▶ **CHALLENGE**:
Please edit the lines below so that every "region-label" becomes "area-label", leaving everything else unchanged.
>> Start DATASET RECORDS
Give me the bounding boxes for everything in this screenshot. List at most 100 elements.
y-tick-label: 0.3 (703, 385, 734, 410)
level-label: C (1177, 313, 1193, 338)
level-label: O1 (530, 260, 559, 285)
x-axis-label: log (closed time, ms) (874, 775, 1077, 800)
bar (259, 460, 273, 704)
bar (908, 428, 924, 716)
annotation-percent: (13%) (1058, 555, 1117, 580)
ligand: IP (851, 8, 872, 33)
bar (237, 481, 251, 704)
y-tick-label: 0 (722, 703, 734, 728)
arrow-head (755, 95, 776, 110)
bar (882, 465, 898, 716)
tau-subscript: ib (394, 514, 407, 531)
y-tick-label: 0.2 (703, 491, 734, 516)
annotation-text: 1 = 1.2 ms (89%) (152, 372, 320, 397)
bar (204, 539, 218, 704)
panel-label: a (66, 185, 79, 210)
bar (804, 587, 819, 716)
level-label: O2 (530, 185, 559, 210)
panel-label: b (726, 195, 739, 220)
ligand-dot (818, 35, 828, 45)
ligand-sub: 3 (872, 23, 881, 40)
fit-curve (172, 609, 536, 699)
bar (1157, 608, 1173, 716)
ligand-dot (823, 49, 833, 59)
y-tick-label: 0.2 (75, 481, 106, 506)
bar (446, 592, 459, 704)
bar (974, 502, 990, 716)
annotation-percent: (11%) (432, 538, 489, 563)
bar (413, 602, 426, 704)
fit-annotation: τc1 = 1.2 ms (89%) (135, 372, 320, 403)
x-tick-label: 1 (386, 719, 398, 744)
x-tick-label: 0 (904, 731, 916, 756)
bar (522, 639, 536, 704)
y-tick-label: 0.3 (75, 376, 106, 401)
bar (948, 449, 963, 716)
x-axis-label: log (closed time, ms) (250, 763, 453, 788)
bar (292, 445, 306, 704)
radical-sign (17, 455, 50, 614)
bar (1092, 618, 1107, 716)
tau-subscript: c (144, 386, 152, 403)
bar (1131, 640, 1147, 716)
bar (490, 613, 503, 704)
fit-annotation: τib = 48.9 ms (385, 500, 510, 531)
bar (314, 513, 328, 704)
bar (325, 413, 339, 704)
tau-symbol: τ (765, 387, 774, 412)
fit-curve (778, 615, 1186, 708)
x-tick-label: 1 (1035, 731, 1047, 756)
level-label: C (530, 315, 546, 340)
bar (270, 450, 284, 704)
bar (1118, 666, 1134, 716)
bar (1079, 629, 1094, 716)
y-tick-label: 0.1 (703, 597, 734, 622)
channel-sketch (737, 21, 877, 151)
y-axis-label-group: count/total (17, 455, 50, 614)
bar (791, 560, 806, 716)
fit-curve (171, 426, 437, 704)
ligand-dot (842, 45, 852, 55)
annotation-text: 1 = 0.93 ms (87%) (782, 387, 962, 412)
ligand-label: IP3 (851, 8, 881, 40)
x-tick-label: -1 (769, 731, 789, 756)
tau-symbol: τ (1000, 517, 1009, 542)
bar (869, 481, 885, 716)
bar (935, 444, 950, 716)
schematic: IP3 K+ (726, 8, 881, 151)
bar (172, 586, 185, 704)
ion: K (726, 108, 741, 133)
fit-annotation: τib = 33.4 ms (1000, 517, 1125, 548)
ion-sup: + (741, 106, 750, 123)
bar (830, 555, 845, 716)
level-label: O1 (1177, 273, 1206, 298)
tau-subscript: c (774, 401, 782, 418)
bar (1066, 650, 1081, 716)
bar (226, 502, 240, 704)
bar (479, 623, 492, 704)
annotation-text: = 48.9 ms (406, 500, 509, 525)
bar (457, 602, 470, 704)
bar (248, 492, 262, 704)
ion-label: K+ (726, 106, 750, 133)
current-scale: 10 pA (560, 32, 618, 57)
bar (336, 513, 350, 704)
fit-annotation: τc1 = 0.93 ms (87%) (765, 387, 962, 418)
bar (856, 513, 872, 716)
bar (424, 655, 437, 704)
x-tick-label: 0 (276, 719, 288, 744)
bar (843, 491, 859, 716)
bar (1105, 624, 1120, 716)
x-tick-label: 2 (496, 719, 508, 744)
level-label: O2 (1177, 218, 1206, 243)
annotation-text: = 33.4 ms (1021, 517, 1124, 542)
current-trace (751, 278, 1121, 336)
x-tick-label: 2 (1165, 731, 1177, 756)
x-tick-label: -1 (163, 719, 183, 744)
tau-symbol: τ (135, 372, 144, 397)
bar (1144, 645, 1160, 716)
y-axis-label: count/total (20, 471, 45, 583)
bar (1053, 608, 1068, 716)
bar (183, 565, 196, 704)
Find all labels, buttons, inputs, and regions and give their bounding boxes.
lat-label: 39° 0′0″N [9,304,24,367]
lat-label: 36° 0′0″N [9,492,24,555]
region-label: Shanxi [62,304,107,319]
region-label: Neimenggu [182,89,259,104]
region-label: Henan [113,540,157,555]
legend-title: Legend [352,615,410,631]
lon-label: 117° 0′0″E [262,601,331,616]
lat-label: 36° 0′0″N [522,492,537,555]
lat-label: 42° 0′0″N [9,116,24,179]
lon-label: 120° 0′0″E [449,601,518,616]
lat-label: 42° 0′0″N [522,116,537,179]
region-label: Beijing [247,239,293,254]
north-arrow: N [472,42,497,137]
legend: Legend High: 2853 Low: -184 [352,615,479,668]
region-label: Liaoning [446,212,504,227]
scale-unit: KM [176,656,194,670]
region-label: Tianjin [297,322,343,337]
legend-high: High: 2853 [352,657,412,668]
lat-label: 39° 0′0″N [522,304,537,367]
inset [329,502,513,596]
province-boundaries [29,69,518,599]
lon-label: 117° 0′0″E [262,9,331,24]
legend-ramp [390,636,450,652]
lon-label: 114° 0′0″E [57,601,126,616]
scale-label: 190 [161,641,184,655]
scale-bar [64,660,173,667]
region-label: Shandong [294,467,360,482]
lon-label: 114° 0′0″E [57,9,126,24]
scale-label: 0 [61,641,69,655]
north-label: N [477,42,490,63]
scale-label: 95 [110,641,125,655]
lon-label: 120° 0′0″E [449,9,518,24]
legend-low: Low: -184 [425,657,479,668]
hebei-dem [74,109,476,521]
>> End DATASET RECORDS
▶ **REPLY TO THE TASK**:
Give me the bounding boxes for everything in this screenshot. List at most 100 elements.
y-tick-label: 0.3 (703, 385, 734, 410)
level-label: C (1177, 313, 1193, 338)
level-label: O1 (530, 260, 559, 285)
x-axis-label: log (closed time, ms) (874, 775, 1077, 800)
bar (259, 460, 273, 704)
bar (908, 428, 924, 716)
annotation-percent: (13%) (1058, 555, 1117, 580)
ligand: IP (851, 8, 872, 33)
bar (237, 481, 251, 704)
y-tick-label: 0 (722, 703, 734, 728)
arrow-head (755, 95, 776, 110)
bar (882, 465, 898, 716)
tau-subscript: ib (394, 514, 407, 531)
y-tick-label: 0.2 (703, 491, 734, 516)
annotation-text: 1 = 1.2 ms (89%) (152, 372, 320, 397)
bar (204, 539, 218, 704)
panel-label: a (66, 185, 79, 210)
bar (804, 587, 819, 716)
level-label: O2 (530, 185, 559, 210)
panel-label: b (726, 195, 739, 220)
ligand-dot (818, 35, 828, 45)
ligand-sub: 3 (872, 23, 881, 40)
fit-curve (172, 609, 536, 699)
bar (1157, 608, 1173, 716)
ligand-dot (823, 49, 833, 59)
y-tick-label: 0.2 (75, 481, 106, 506)
bar (446, 592, 459, 704)
bar (974, 502, 990, 716)
annotation-percent: (11%) (432, 538, 489, 563)
bar (413, 602, 426, 704)
fit-annotation: τc1 = 1.2 ms (89%) (135, 372, 320, 403)
x-tick-label: 1 (386, 719, 398, 744)
x-tick-label: 0 (904, 731, 916, 756)
bar (522, 639, 536, 704)
y-tick-label: 0.3 (75, 376, 106, 401)
bar (948, 449, 963, 716)
x-axis-label: log (closed time, ms) (250, 763, 453, 788)
bar (292, 445, 306, 704)
radical-sign (17, 455, 50, 614)
bar (1092, 618, 1107, 716)
tau-subscript: c (144, 386, 152, 403)
bar (1131, 640, 1147, 716)
bar (490, 613, 503, 704)
fit-annotation: τib = 48.9 ms (385, 500, 510, 531)
bar (314, 513, 328, 704)
bar (325, 413, 339, 704)
tau-symbol: τ (765, 387, 774, 412)
fit-curve (778, 615, 1186, 708)
x-tick-label: 1 (1035, 731, 1047, 756)
level-label: C (530, 315, 546, 340)
bar (270, 450, 284, 704)
bar (1118, 666, 1134, 716)
bar (1079, 629, 1094, 716)
y-tick-label: 0.1 (703, 597, 734, 622)
channel-sketch (737, 21, 877, 151)
y-axis-label-group: count/total (17, 455, 50, 614)
bar (791, 560, 806, 716)
fit-curve (171, 426, 437, 704)
ligand-dot (842, 45, 852, 55)
annotation-text: 1 = 0.93 ms (87%) (782, 387, 962, 412)
ligand-label: IP3 (851, 8, 881, 40)
x-tick-label: -1 (769, 731, 789, 756)
tau-symbol: τ (1000, 517, 1009, 542)
bar (869, 481, 885, 716)
bar (935, 444, 950, 716)
schematic: IP3 K+ (726, 8, 881, 151)
bar (172, 586, 185, 704)
ion: K (726, 108, 741, 133)
fit-annotation: τib = 33.4 ms (1000, 517, 1125, 548)
ion-sup: + (741, 106, 750, 123)
bar (830, 555, 845, 716)
level-label: O1 (1177, 273, 1206, 298)
tau-subscript: c (774, 401, 782, 418)
bar (1066, 650, 1081, 716)
bar (226, 502, 240, 704)
bar (479, 623, 492, 704)
annotation-text: = 48.9 ms (406, 500, 509, 525)
bar (457, 602, 470, 704)
bar (248, 492, 262, 704)
ion-label: K+ (726, 106, 750, 133)
current-scale: 10 pA (560, 32, 618, 57)
bar (336, 513, 350, 704)
fit-annotation: τc1 = 0.93 ms (87%) (765, 387, 962, 418)
bar (856, 513, 872, 716)
bar (424, 655, 437, 704)
x-tick-label: 0 (276, 719, 288, 744)
bar (843, 491, 859, 716)
bar (1105, 624, 1120, 716)
x-tick-label: 2 (496, 719, 508, 744)
level-label: O2 (1177, 218, 1206, 243)
annotation-text: = 33.4 ms (1021, 517, 1124, 542)
current-trace (751, 278, 1121, 336)
x-tick-label: 2 (1165, 731, 1177, 756)
x-tick-label: -1 (163, 719, 183, 744)
tau-symbol: τ (135, 372, 144, 397)
bar (1144, 645, 1160, 716)
y-axis-label: count/total (20, 471, 45, 583)
bar (1053, 608, 1068, 716)
bar (183, 565, 196, 704)
Find all labels, buttons, inputs, and regions and give their bounding boxes.
lat-label: 39° 0′0″N [9,304,24,367]
lat-label: 36° 0′0″N [9,492,24,555]
area-label: Shanxi [62,304,107,319]
area-label: Neimenggu [182,89,259,104]
area-label: Henan [113,540,157,555]
legend-title: Legend [352,615,410,631]
lon-label: 117° 0′0″E [262,601,331,616]
lat-label: 36° 0′0″N [522,492,537,555]
lat-label: 42° 0′0″N [9,116,24,179]
lon-label: 120° 0′0″E [449,601,518,616]
lat-label: 42° 0′0″N [522,116,537,179]
area-label: Beijing [247,239,293,254]
north-arrow: N [472,42,497,137]
legend: Legend High: 2853 Low: -184 [352,615,479,668]
area-label: Liaoning [446,212,504,227]
scale-unit: KM [176,656,194,670]
area-label: Tianjin [297,322,343,337]
legend-high: High: 2853 [352,657,412,668]
lat-label: 39° 0′0″N [522,304,537,367]
inset [329,502,513,596]
province-boundaries [29,69,518,599]
lon-label: 117° 0′0″E [262,9,331,24]
legend-ramp [390,636,450,652]
lon-label: 114° 0′0″E [57,601,126,616]
scale-label: 190 [161,641,184,655]
scale-bar [64,660,173,667]
area-label: Shandong [294,467,360,482]
lon-label: 114° 0′0″E [57,9,126,24]
scale-label: 0 [61,641,69,655]
north-label: N [477,42,490,63]
scale-label: 95 [110,641,125,655]
lon-label: 120° 0′0″E [449,9,518,24]
legend-low: Low: -184 [425,657,479,668]
hebei-dem [74,109,476,521]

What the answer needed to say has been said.